** begin Dataset content **

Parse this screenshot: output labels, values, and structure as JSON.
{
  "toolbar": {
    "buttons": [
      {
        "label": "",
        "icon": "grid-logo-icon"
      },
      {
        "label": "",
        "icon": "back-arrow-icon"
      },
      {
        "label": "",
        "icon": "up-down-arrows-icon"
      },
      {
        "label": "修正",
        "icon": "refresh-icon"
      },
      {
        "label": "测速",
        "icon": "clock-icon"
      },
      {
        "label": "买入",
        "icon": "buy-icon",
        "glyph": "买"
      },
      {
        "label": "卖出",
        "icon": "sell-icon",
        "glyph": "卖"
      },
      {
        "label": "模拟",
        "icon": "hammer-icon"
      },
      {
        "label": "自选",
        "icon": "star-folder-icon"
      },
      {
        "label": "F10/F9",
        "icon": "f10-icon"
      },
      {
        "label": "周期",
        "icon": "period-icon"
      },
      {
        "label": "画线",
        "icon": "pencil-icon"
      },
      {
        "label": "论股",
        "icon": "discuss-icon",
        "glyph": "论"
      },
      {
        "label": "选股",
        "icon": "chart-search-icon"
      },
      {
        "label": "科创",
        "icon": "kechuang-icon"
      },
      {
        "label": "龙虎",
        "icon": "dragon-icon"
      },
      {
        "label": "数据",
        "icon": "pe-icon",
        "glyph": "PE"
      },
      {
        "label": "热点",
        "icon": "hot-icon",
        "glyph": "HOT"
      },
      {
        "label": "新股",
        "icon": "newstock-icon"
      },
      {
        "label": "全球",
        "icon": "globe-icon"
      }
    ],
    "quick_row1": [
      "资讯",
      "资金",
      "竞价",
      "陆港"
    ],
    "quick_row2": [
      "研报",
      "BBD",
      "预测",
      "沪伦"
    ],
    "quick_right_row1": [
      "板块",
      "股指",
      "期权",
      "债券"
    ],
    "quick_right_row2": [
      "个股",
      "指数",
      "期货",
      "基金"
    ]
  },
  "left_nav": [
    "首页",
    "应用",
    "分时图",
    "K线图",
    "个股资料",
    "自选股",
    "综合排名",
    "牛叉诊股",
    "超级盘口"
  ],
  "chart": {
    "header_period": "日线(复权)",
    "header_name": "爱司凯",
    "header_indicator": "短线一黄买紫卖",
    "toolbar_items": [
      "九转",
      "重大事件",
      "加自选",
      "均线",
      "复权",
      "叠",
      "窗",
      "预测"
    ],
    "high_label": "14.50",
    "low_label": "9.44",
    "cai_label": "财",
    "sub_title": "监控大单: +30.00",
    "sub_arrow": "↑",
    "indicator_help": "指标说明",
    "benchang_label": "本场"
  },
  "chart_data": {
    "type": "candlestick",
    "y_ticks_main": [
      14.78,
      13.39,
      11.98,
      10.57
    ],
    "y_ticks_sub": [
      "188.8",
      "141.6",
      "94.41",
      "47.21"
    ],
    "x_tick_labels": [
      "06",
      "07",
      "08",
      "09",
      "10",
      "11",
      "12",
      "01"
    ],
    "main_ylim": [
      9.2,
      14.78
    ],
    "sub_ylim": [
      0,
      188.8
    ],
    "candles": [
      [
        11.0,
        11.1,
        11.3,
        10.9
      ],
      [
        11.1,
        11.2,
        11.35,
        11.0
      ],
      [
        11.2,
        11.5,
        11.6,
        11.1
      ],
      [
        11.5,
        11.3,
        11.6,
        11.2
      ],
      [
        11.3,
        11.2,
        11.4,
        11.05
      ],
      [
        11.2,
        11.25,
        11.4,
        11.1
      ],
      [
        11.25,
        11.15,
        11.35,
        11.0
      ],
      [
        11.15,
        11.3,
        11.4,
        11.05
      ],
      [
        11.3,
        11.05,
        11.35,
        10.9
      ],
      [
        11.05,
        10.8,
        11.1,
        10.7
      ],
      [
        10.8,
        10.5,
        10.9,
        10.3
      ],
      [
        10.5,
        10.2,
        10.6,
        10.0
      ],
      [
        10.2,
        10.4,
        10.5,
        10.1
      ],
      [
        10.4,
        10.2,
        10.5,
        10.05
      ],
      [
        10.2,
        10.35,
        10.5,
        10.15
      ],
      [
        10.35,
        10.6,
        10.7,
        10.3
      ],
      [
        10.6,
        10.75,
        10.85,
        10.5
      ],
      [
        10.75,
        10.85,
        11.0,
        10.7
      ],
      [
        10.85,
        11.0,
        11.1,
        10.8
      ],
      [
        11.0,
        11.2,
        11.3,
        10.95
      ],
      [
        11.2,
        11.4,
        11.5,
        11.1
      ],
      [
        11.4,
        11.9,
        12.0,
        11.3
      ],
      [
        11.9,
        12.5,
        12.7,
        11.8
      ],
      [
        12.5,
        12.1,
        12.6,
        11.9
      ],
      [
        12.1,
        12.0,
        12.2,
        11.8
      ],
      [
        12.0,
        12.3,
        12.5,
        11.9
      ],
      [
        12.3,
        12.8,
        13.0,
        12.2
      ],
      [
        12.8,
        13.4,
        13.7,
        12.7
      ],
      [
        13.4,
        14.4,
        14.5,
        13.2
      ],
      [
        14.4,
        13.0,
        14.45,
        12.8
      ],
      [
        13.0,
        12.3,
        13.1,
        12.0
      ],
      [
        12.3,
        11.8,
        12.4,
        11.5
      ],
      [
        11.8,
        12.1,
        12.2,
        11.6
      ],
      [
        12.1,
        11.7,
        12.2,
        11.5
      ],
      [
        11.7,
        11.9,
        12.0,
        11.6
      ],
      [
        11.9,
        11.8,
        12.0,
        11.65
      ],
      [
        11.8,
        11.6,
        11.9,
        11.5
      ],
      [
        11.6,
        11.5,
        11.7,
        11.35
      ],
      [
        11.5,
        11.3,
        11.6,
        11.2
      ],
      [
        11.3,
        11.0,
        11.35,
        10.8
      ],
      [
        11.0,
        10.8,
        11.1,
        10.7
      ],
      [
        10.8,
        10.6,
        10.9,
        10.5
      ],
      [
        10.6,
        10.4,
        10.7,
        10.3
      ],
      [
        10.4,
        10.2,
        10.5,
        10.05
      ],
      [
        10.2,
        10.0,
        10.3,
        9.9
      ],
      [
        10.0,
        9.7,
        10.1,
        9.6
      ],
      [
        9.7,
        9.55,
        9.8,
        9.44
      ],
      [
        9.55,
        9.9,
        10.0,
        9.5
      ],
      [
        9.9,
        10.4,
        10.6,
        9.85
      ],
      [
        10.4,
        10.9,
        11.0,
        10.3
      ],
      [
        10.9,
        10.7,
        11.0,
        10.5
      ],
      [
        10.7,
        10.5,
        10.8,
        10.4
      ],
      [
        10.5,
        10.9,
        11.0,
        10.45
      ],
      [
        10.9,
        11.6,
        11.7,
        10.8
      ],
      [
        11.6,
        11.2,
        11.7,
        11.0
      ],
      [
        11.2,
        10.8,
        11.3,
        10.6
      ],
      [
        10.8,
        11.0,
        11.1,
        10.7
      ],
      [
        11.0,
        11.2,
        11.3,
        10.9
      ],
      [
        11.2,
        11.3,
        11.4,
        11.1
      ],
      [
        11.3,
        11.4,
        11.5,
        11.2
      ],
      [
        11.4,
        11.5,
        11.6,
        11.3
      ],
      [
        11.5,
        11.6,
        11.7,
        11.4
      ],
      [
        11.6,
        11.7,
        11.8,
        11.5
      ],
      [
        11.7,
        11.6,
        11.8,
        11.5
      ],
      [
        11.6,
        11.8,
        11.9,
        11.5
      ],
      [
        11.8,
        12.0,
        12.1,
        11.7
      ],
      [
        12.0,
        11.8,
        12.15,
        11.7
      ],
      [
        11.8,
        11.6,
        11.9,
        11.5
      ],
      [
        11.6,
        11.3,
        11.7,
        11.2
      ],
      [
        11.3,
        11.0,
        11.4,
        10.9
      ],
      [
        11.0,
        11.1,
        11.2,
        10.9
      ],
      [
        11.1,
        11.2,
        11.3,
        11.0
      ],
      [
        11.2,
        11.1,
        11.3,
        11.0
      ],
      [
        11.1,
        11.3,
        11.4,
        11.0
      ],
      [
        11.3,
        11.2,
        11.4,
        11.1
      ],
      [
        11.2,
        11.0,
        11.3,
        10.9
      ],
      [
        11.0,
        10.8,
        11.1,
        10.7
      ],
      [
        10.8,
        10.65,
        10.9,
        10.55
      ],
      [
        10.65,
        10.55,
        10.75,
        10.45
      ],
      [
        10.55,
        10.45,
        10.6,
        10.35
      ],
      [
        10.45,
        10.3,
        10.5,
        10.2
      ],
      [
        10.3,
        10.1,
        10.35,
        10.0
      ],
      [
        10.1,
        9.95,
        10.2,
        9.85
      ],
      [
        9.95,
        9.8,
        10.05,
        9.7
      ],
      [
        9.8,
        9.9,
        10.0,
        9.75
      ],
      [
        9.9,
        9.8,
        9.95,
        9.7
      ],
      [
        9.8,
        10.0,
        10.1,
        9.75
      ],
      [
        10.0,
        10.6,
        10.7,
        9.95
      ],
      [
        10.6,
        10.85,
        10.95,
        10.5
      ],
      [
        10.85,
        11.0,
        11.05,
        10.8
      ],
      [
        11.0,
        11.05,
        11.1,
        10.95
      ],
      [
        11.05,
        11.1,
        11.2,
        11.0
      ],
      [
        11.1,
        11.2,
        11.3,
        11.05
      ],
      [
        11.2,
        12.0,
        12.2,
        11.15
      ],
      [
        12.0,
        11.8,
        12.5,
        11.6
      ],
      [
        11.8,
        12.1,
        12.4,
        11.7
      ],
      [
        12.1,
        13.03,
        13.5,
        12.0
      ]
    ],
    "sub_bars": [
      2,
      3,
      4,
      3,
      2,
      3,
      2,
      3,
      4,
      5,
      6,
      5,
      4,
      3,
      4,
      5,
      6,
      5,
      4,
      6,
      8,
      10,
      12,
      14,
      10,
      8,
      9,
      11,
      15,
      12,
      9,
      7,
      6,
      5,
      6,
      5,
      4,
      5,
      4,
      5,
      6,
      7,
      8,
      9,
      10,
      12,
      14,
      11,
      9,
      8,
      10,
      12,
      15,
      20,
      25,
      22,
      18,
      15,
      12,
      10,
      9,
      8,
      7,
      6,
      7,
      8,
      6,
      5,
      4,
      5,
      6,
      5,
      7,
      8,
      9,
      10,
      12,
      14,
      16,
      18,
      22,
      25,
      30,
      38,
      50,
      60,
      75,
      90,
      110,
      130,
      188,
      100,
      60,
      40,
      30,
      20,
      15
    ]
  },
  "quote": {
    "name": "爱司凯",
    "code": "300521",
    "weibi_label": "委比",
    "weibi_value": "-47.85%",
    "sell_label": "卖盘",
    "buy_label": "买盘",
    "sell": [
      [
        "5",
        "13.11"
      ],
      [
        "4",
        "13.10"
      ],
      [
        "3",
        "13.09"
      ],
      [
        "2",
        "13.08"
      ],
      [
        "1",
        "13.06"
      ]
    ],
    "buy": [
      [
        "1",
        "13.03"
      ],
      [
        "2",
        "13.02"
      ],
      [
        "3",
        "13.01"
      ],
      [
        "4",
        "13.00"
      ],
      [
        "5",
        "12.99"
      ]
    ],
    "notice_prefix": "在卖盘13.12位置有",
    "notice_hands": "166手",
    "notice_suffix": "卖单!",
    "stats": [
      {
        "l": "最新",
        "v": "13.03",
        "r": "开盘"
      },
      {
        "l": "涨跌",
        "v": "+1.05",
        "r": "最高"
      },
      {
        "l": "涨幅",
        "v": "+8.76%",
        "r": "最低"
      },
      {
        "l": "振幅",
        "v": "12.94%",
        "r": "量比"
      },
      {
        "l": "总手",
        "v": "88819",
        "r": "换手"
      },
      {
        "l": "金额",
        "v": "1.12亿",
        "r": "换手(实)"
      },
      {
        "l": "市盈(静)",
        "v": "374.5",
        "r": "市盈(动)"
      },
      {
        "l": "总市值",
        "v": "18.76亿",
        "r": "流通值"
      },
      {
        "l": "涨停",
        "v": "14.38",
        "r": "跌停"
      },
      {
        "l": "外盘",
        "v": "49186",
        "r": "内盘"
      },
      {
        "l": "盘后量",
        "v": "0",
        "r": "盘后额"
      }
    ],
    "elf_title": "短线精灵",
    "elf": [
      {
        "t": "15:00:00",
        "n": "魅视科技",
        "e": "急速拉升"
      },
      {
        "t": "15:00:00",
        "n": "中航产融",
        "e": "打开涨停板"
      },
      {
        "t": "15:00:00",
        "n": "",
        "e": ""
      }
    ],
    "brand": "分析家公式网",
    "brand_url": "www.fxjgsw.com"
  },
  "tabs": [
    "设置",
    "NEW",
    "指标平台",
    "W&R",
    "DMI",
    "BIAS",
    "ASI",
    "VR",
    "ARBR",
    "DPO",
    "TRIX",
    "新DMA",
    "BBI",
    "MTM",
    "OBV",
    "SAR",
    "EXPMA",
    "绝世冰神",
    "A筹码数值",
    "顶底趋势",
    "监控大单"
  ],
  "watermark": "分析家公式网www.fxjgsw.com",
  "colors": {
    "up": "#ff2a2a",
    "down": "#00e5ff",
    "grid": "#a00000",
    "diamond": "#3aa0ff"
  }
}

** end Dataset content **

§ **Aim**
Count every line of the material above that holds the string "fxjgsw", then state only the total.

§ **Output below**
2